### Task description
Gather from the material every line that contains the string "JSON".

»»

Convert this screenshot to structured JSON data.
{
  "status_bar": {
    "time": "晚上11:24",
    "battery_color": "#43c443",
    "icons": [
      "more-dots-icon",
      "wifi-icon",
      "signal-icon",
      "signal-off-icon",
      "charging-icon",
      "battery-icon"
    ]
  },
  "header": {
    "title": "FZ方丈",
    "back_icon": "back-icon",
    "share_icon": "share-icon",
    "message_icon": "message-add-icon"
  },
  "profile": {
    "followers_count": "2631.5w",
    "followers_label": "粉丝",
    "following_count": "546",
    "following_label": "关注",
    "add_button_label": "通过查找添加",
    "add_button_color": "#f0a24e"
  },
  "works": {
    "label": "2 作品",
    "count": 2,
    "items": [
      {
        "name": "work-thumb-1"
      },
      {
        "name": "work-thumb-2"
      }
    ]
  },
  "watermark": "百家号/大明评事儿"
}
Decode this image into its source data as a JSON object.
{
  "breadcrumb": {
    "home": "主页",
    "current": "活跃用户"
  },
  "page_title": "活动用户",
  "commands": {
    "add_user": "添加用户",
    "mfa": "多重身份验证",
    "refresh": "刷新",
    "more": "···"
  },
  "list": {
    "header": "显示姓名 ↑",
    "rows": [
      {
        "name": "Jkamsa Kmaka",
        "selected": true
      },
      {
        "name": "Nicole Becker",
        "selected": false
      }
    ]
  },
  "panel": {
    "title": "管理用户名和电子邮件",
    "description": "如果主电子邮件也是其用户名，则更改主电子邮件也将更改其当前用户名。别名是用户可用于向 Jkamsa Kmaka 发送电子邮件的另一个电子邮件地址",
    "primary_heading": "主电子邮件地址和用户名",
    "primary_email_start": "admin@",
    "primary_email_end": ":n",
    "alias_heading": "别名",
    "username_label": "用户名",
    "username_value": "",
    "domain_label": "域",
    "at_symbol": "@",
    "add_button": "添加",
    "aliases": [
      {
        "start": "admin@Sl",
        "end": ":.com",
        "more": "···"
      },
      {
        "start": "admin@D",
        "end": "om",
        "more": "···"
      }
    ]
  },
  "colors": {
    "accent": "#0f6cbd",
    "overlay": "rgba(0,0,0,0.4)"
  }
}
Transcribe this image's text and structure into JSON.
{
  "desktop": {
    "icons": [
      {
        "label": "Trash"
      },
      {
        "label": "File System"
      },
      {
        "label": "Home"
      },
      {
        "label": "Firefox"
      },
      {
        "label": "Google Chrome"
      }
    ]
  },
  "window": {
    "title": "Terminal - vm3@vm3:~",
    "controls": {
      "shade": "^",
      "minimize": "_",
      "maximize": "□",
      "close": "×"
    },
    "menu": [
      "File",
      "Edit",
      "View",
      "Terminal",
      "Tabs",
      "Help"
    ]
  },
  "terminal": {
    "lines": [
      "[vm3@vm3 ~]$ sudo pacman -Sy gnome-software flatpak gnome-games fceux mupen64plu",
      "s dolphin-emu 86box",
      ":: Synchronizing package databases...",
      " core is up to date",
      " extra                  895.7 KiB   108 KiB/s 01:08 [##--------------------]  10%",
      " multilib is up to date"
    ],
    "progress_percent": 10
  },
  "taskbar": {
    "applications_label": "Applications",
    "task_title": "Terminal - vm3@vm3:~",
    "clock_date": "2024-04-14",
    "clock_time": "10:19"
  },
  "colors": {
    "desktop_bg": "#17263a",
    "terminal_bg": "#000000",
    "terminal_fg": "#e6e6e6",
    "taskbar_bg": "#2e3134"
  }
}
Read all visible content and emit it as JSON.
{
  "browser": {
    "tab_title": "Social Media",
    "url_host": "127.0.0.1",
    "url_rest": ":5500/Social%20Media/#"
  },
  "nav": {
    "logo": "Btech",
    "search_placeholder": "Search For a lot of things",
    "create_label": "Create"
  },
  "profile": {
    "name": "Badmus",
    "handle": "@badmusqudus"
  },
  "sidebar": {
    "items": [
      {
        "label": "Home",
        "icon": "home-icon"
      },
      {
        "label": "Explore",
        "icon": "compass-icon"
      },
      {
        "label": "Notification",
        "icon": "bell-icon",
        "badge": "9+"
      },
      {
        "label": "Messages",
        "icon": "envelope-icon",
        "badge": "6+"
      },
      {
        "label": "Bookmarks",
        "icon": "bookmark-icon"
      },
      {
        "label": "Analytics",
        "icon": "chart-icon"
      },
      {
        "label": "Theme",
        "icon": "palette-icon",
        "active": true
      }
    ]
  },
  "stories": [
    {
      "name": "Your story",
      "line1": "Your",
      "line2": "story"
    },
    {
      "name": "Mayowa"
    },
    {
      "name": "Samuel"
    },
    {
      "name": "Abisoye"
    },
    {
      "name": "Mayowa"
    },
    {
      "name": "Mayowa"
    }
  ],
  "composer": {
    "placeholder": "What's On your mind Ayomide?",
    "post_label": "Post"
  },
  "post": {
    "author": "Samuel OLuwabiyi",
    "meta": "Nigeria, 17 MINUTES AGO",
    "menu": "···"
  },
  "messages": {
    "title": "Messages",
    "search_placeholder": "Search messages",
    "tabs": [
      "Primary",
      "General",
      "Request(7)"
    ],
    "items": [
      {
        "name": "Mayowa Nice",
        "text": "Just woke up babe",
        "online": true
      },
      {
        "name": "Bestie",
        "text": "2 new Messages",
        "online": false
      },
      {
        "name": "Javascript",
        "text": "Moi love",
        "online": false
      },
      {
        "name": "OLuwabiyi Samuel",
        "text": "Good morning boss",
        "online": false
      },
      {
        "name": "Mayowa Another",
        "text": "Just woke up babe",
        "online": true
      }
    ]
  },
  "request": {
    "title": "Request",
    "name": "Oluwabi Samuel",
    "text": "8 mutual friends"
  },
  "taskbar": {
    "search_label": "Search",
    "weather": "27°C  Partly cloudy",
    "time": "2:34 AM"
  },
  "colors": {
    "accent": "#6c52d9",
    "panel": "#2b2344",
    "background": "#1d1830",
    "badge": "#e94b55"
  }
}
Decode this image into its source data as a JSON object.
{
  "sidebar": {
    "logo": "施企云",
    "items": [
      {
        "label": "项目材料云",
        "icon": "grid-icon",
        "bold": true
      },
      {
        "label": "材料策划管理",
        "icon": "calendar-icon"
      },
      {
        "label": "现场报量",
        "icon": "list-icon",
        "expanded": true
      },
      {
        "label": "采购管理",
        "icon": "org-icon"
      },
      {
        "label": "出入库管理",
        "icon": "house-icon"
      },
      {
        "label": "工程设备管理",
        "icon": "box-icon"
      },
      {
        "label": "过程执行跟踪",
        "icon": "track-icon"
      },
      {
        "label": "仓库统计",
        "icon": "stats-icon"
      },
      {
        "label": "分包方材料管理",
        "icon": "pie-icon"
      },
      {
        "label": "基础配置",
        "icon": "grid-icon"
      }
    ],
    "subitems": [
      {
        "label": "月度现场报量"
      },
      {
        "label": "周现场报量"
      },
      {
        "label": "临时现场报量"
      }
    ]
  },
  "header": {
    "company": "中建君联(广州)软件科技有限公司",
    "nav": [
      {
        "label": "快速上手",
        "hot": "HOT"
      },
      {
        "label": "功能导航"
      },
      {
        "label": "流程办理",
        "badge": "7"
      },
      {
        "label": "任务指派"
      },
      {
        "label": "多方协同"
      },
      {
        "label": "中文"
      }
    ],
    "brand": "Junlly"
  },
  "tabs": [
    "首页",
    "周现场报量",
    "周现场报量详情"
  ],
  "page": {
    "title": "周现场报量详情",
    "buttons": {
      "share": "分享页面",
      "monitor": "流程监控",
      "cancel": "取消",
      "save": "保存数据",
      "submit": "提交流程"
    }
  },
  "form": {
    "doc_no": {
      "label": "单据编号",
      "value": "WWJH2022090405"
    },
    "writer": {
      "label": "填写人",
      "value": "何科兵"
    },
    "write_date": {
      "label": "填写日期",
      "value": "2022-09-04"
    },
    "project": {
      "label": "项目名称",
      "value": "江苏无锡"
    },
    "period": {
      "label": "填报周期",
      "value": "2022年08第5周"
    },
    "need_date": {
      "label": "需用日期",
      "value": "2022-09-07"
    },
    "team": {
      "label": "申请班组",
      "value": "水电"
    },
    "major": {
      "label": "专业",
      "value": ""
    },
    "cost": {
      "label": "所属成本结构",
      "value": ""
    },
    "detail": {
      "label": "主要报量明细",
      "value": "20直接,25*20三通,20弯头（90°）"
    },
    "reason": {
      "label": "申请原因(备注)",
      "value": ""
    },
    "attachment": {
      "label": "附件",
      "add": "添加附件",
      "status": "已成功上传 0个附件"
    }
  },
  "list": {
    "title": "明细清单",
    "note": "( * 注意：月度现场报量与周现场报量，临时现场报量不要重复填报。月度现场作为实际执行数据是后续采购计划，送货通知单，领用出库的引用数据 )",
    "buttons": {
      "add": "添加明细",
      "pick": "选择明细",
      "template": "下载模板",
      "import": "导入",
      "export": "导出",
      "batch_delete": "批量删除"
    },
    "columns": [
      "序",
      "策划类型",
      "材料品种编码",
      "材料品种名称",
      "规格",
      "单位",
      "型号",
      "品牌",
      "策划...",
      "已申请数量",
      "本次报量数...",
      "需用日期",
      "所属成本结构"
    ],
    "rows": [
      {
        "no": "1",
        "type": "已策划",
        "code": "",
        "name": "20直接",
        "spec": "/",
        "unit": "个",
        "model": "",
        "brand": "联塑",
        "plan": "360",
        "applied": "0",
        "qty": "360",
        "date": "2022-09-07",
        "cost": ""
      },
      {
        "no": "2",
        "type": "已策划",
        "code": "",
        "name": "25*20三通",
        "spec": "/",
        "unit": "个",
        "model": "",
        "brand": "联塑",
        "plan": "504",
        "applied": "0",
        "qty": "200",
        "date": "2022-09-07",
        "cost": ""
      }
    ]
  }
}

««

### Solved exercise
Convert this screenshot to structured JSON data.
Decode this image into its source data as a JSON object.
Transcribe this image's text and structure into JSON.
Read all visible content and emit it as JSON.
Decode this image into its source data as a JSON object.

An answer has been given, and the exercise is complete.